__Data to process__
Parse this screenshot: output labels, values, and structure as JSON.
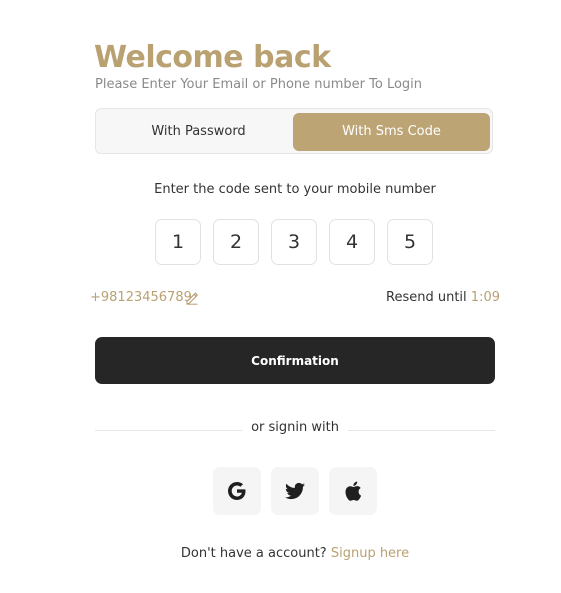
{
  "header": {
    "title": "Welcome back",
    "subtitle": "Please Enter Your Email or Phone number To Login"
  },
  "tabs": [
    {
      "label": "With Password",
      "active": false
    },
    {
      "label": "With Sms Code",
      "active": true
    }
  ],
  "code": {
    "prompt": "Enter the code sent to your mobile number",
    "digits": [
      "1",
      "2",
      "3",
      "4",
      "5"
    ]
  },
  "phone": {
    "number": "+98123456789",
    "edit_icon": "pencil-icon"
  },
  "resend": {
    "label": "Resend until",
    "timer": "1:09"
  },
  "confirm_label": "Confirmation",
  "divider_text": "or signin with",
  "social": {
    "icons": [
      "google-icon",
      "twitter-icon",
      "apple-icon"
    ]
  },
  "signup": {
    "prompt": "Don't have a account?",
    "link": "Signup here"
  },
  "colors": {
    "accent": "#bda474",
    "button_dark": "#262626",
    "text": "#333333",
    "muted": "#8a8a8a"
  }
}
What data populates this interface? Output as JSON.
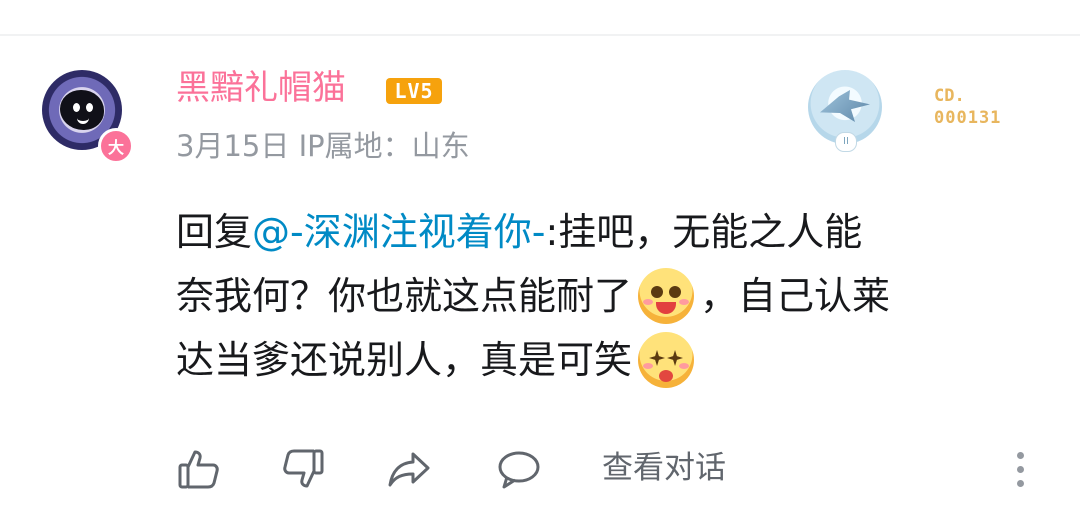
{
  "comment": {
    "user": {
      "name": "黑黯礼帽猫",
      "level": "LV5",
      "avatar_badge": "大",
      "avatar_icon": "avatar-cat-icon"
    },
    "meta": "3月15日 IP属地：山东",
    "fan_medal": {
      "label": "CD.",
      "number": "000131",
      "medal_level": "II"
    },
    "content": {
      "reply_prefix": "回复 ",
      "mention": "@-深渊注视着你-",
      "line1_rest": " :挂吧，无能之人能",
      "line2_text": "奈我何？你也就这点能耐了",
      "line2_after": "，自己认莱",
      "line3_text": "达当爹还说别人，真是可笑",
      "emoji1": "watermelon-emoji",
      "emoji2": "star-eyes-emoji"
    },
    "actions": {
      "like_icon": "thumb-up-icon",
      "dislike_icon": "thumb-down-icon",
      "share_icon": "share-icon",
      "comment_icon": "comment-icon",
      "view_dialog": "查看对话",
      "more_icon": "more-vertical-icon"
    }
  },
  "colors": {
    "username": "#fb7299",
    "level_badge": "#f6a20d",
    "meta_text": "#9499a0",
    "mention": "#008ac5",
    "medal_text": "#e8b65e"
  }
}
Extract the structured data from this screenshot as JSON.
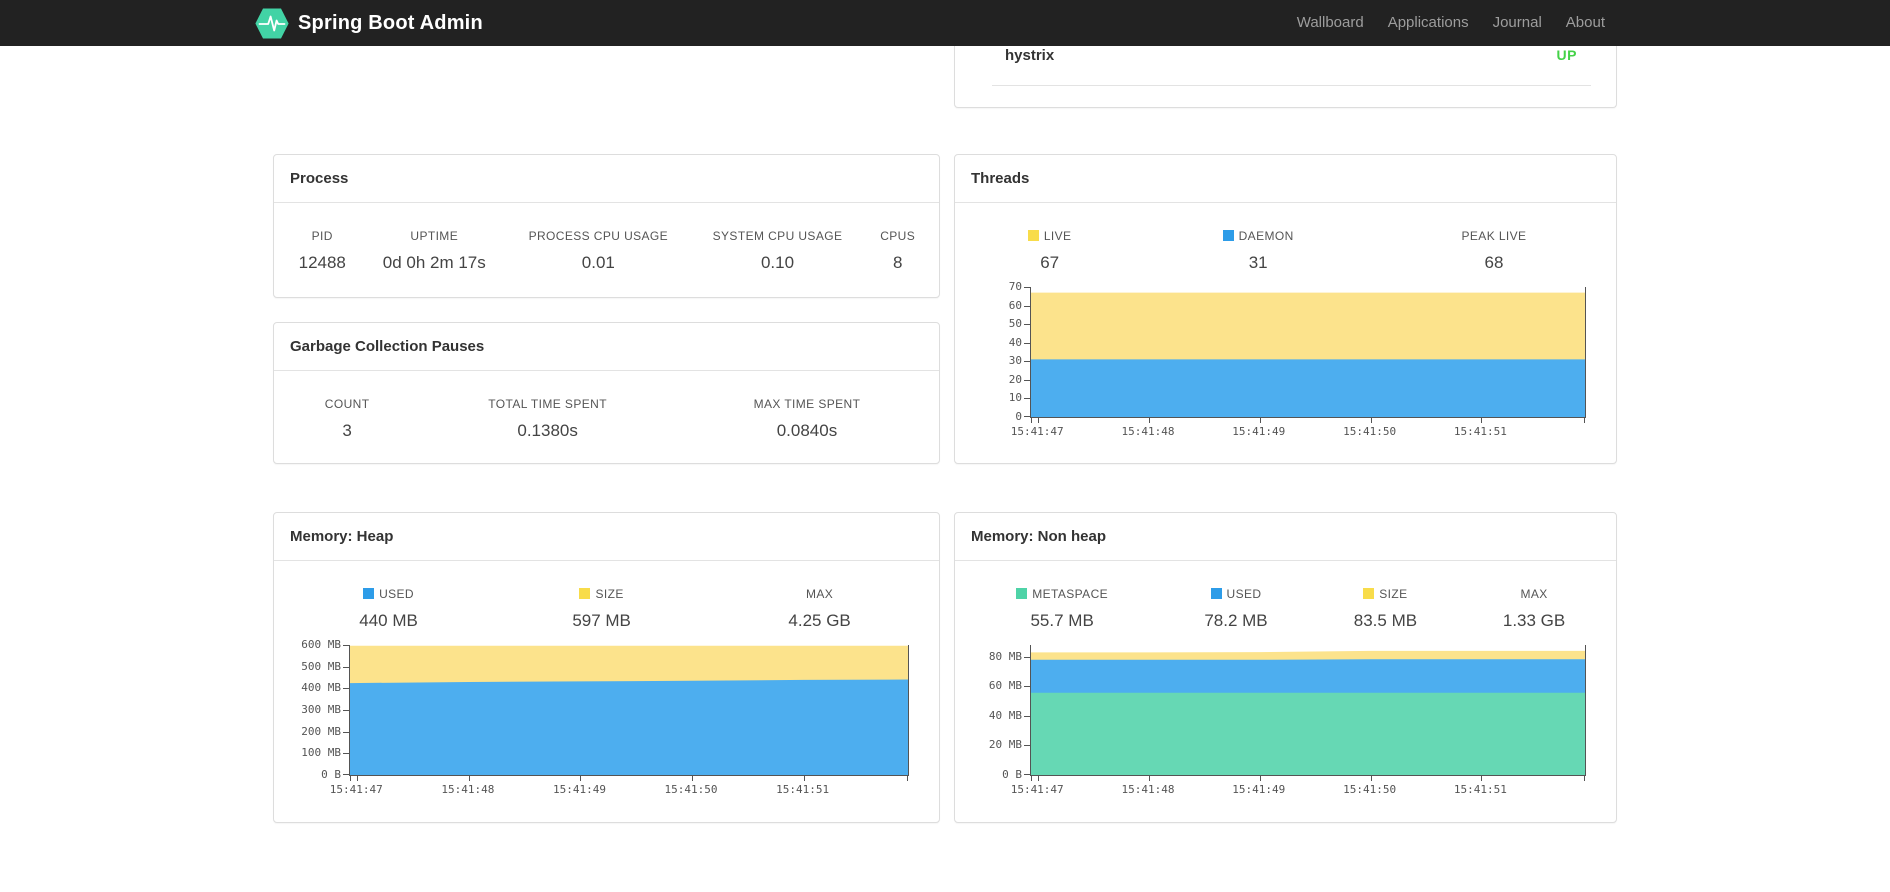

__The task__
Filter the records, keeping only lines that contain "screenshot", and show those lines.

__Answer to the exercise__
Parse this screenshot: output labels, values, and structure as JSON.
Extract the structured data from this screenshot as JSON.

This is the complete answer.